◆ **What to produce**: Keep the pictures out of the copy and repeat the records exactly.

◆ **Data records**:
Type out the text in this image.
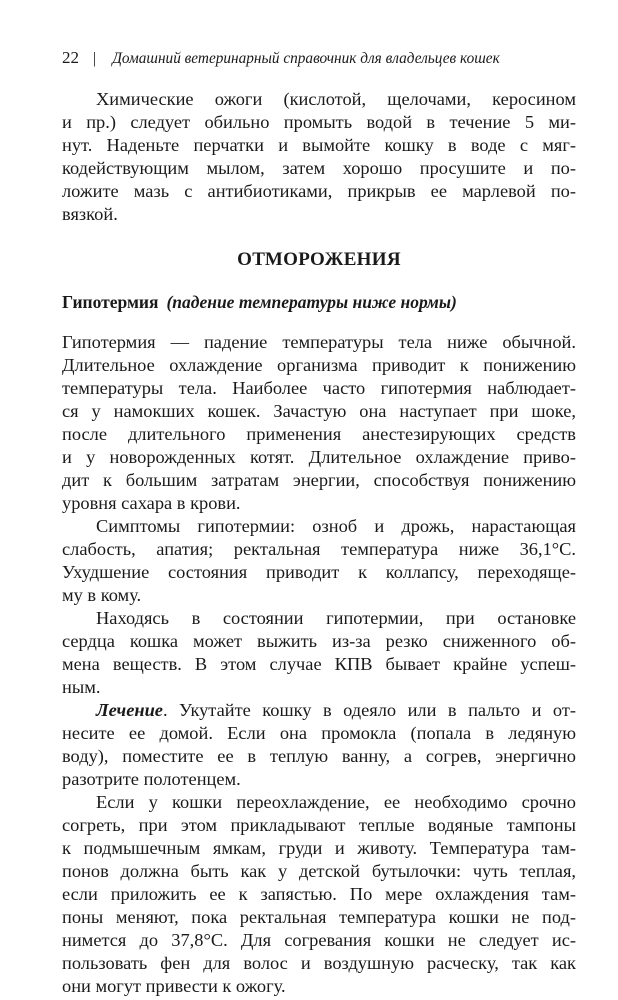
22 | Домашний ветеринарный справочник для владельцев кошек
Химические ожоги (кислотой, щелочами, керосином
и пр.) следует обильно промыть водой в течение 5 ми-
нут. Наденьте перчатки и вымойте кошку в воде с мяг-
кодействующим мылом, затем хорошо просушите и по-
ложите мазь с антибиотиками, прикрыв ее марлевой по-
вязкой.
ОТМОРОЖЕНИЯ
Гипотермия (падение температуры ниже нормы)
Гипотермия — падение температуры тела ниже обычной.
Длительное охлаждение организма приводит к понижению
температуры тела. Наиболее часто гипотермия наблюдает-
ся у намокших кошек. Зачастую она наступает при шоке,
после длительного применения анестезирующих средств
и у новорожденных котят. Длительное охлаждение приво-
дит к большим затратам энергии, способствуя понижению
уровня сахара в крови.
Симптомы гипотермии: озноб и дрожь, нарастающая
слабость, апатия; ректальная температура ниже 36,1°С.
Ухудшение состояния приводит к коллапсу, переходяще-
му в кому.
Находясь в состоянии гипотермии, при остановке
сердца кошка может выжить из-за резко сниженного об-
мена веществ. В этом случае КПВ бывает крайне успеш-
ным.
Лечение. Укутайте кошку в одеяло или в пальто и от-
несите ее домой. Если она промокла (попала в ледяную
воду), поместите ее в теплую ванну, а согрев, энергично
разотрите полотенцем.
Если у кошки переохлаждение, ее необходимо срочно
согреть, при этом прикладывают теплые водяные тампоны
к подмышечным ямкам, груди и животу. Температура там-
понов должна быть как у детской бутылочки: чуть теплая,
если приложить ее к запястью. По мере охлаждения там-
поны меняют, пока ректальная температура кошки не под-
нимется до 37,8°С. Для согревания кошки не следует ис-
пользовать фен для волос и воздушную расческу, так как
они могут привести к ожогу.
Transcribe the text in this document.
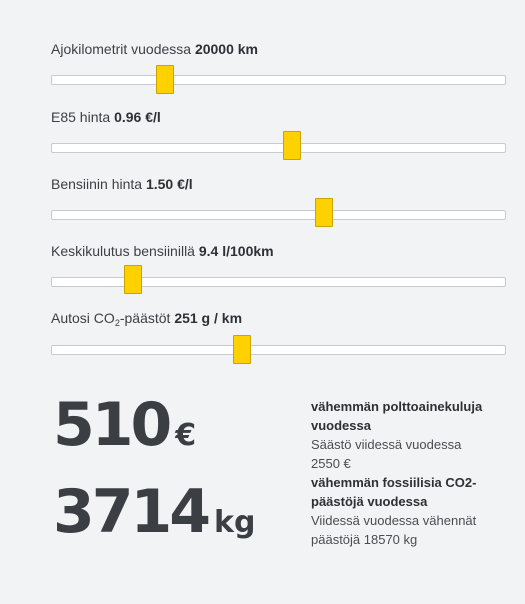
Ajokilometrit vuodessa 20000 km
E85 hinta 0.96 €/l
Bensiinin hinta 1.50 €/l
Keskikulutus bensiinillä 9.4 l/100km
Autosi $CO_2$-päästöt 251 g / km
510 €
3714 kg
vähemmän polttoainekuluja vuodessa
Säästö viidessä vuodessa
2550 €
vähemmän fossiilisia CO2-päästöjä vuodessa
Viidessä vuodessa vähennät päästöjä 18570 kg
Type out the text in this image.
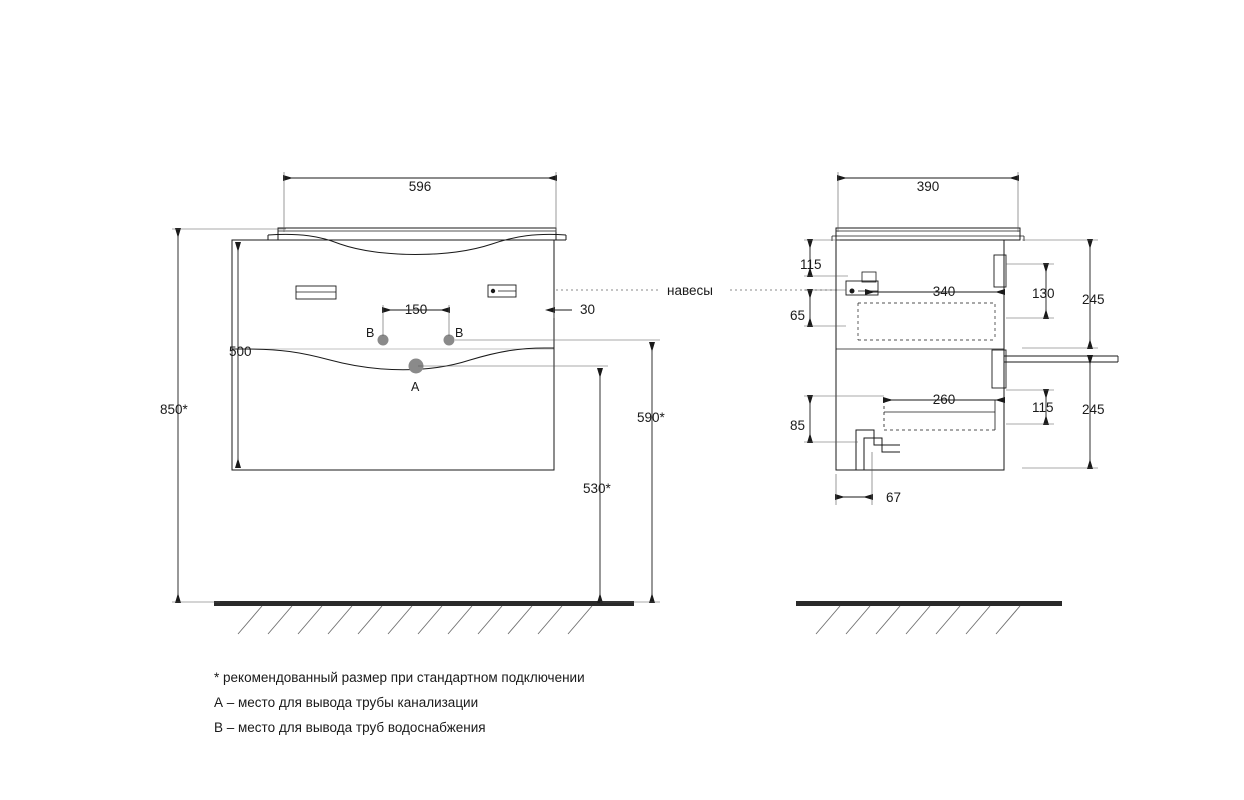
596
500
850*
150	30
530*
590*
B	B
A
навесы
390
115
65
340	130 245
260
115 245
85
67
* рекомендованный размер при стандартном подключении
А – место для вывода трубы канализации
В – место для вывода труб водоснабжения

◆ **The response**:
Type out the text in this image.
22 | Домашний ветеринарный справочник для владельцев кошек
Химические ожоги (кислотой, щелочами, керосином
и пр.) следует обильно промыть водой в течение 5 ми-
нут. Наденьте перчатки и вымойте кошку в воде с мяг-
кодействующим мылом, затем хорошо просушите и по-
ложите мазь с антибиотиками, прикрыв ее марлевой по-
вязкой.
ОТМОРОЖЕНИЯ
Гипотермия (падение температуры ниже нормы)
Гипотермия — падение температуры тела ниже обычной.
Длительное охлаждение организма приводит к понижению
температуры тела. Наиболее часто гипотермия наблюдает-
ся у намокших кошек. Зачастую она наступает при шоке,
после длительного применения анестезирующих средств
и у новорожденных котят. Длительное охлаждение приво-
дит к большим затратам энергии, способствуя понижению
уровня сахара в крови.
Симптомы гипотермии: озноб и дрожь, нарастающая
слабость, апатия; ректальная температура ниже 36,1°С.
Ухудшение состояния приводит к коллапсу, переходяще-
му в кому.
Находясь в состоянии гипотермии, при остановке
сердца кошка может выжить из-за резко сниженного об-
мена веществ. В этом случае КПВ бывает крайне успеш-
ным.
Лечение. Укутайте кошку в одеяло или в пальто и от-
несите ее домой. Если она промокла (попала в ледяную
воду), поместите ее в теплую ванну, а согрев, энергично
разотрите полотенцем.
Если у кошки переохлаждение, ее необходимо срочно
согреть, при этом прикладывают теплые водяные тампоны
к подмышечным ямкам, груди и животу. Температура там-
понов должна быть как у детской бутылочки: чуть теплая,
если приложить ее к запястью. По мере охлаждения там-
поны меняют, пока ректальная температура кошки не под-
нимется до 37,8°С. Для согревания кошки не следует ис-
пользовать фен для волос и воздушную расческу, так как
они могут привести к ожогу.
Transcribe the text in this document.
Ajokilometrit vuodessa 20000 km
E85 hinta 0.96 €/l
Bensiinin hinta 1.50 €/l
Keskikulutus bensiinillä 9.4 l/100km
Autosi $CO_2$-päästöt 251 g / km
510 €
3714 kg
vähemmän polttoainekuluja vuodessa
Säästö viidessä vuodessa
2550 €
vähemmän fossiilisia CO2-päästöjä vuodessa
Viidessä vuodessa vähennät päästöjä 18570 kg
Type out the text in this image.
596
500
850*
150	30
530*
590*
B	B
A
навесы
390
115
65
340	130 245
260
115 245
85
67
* рекомендованный размер при стандартном подключении
А – место для вывода трубы канализации
В – место для вывода труб водоснабжения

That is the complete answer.